* Task description:
Omit every image, and transcribe the remaining entries exactly as given.

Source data
__________

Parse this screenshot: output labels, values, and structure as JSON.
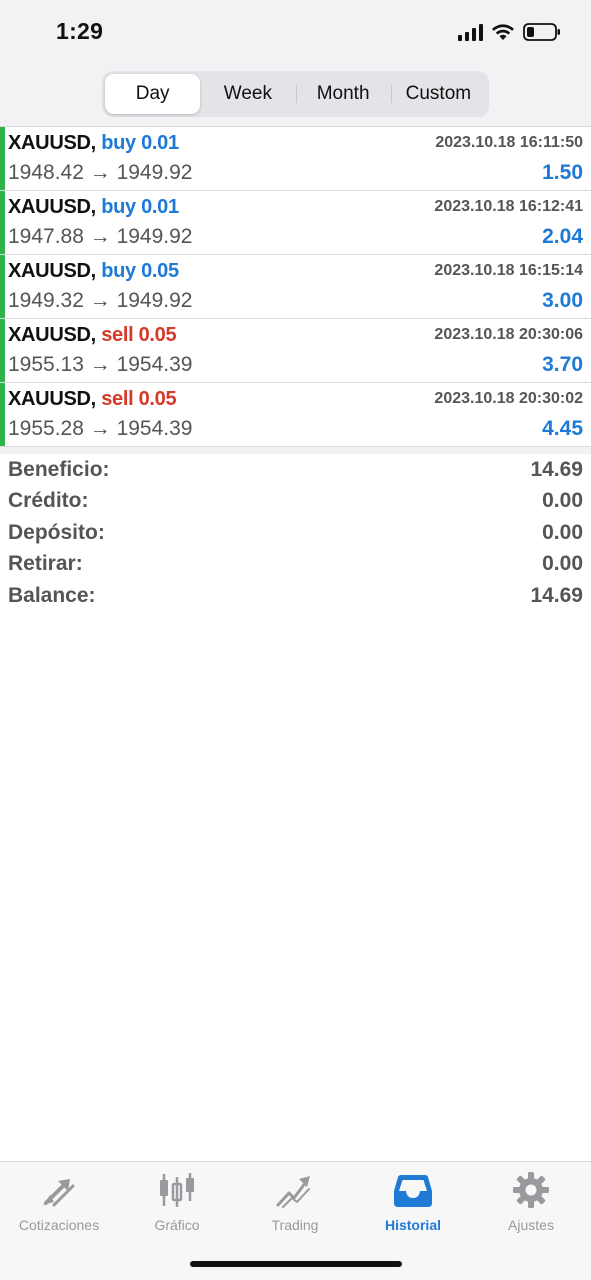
{
  "status_bar": {
    "time": "1:29"
  },
  "period_tabs": [
    {
      "label": "Day",
      "active": true
    },
    {
      "label": "Week",
      "active": false
    },
    {
      "label": "Month",
      "active": false
    },
    {
      "label": "Custom",
      "active": false
    }
  ],
  "deals": [
    {
      "symbol": "XAUUSD,",
      "side": "buy",
      "side_label": "buy 0.01",
      "prices": "1948.42 → 1949.92",
      "time": "2023.10.18 16:11:50",
      "profit": "1.50"
    },
    {
      "symbol": "XAUUSD,",
      "side": "buy",
      "side_label": "buy 0.01",
      "prices": "1947.88 → 1949.92",
      "time": "2023.10.18 16:12:41",
      "profit": "2.04"
    },
    {
      "symbol": "XAUUSD,",
      "side": "buy",
      "side_label": "buy 0.05",
      "prices": "1949.32 → 1949.92",
      "time": "2023.10.18 16:15:14",
      "profit": "3.00"
    },
    {
      "symbol": "XAUUSD,",
      "side": "sell",
      "side_label": "sell 0.05",
      "prices": "1955.13 → 1954.39",
      "time": "2023.10.18 20:30:06",
      "profit": "3.70"
    },
    {
      "symbol": "XAUUSD,",
      "side": "sell",
      "side_label": "sell 0.05",
      "prices": "1955.28 → 1954.39",
      "time": "2023.10.18 20:30:02",
      "profit": "4.45"
    }
  ],
  "summary": [
    {
      "label": "Beneficio:",
      "value": "14.69"
    },
    {
      "label": "Crédito:",
      "value": "0.00"
    },
    {
      "label": "Depósito:",
      "value": "0.00"
    },
    {
      "label": "Retirar:",
      "value": "0.00"
    },
    {
      "label": "Balance:",
      "value": "14.69"
    }
  ],
  "tabbar": [
    {
      "label": "Cotizaciones",
      "icon": "quotes-arrows-icon",
      "active": false
    },
    {
      "label": "Gráfico",
      "icon": "candlestick-chart-icon",
      "active": false
    },
    {
      "label": "Trading",
      "icon": "trading-trend-icon",
      "active": false
    },
    {
      "label": "Historial",
      "icon": "inbox-tray-icon",
      "active": true
    },
    {
      "label": "Ajustes",
      "icon": "gear-icon",
      "active": false
    }
  ],
  "colors": {
    "buy": "#1f7ad6",
    "sell": "#d6392a",
    "profit": "#1f7ad6",
    "deal_bar": "#2fb24a",
    "active_tab": "#1f7ad6",
    "inactive_tab": "#9a9a9e"
  }
}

__________

* Final answer:
Parse this screenshot: output labels, values, and structure as JSON.
{
  "status_bar": {
    "time": "1:29"
  },
  "period_tabs": [
    {
      "label": "Day",
      "active": true
    },
    {
      "label": "Week",
      "active": false
    },
    {
      "label": "Month",
      "active": false
    },
    {
      "label": "Custom",
      "active": false
    }
  ],
  "deals": [
    {
      "symbol": "XAUUSD,",
      "side": "buy",
      "side_label": "buy 0.01",
      "prices": "1948.42 → 1949.92",
      "time": "2023.10.18 16:11:50",
      "profit": "1.50"
    },
    {
      "symbol": "XAUUSD,",
      "side": "buy",
      "side_label": "buy 0.01",
      "prices": "1947.88 → 1949.92",
      "time": "2023.10.18 16:12:41",
      "profit": "2.04"
    },
    {
      "symbol": "XAUUSD,",
      "side": "buy",
      "side_label": "buy 0.05",
      "prices": "1949.32 → 1949.92",
      "time": "2023.10.18 16:15:14",
      "profit": "3.00"
    },
    {
      "symbol": "XAUUSD,",
      "side": "sell",
      "side_label": "sell 0.05",
      "prices": "1955.13 → 1954.39",
      "time": "2023.10.18 20:30:06",
      "profit": "3.70"
    },
    {
      "symbol": "XAUUSD,",
      "side": "sell",
      "side_label": "sell 0.05",
      "prices": "1955.28 → 1954.39",
      "time": "2023.10.18 20:30:02",
      "profit": "4.45"
    }
  ],
  "summary": [
    {
      "label": "Beneficio:",
      "value": "14.69"
    },
    {
      "label": "Crédito:",
      "value": "0.00"
    },
    {
      "label": "Depósito:",
      "value": "0.00"
    },
    {
      "label": "Retirar:",
      "value": "0.00"
    },
    {
      "label": "Balance:",
      "value": "14.69"
    }
  ],
  "tabbar": [
    {
      "label": "Cotizaciones",
      "icon": "quotes-arrows-icon",
      "active": false
    },
    {
      "label": "Gráfico",
      "icon": "candlestick-chart-icon",
      "active": false
    },
    {
      "label": "Trading",
      "icon": "trading-trend-icon",
      "active": false
    },
    {
      "label": "Historial",
      "icon": "inbox-tray-icon",
      "active": true
    },
    {
      "label": "Ajustes",
      "icon": "gear-icon",
      "active": false
    }
  ],
  "colors": {
    "buy": "#1f7ad6",
    "sell": "#d6392a",
    "profit": "#1f7ad6",
    "deal_bar": "#2fb24a",
    "active_tab": "#1f7ad6",
    "inactive_tab": "#9a9a9e"
  }
}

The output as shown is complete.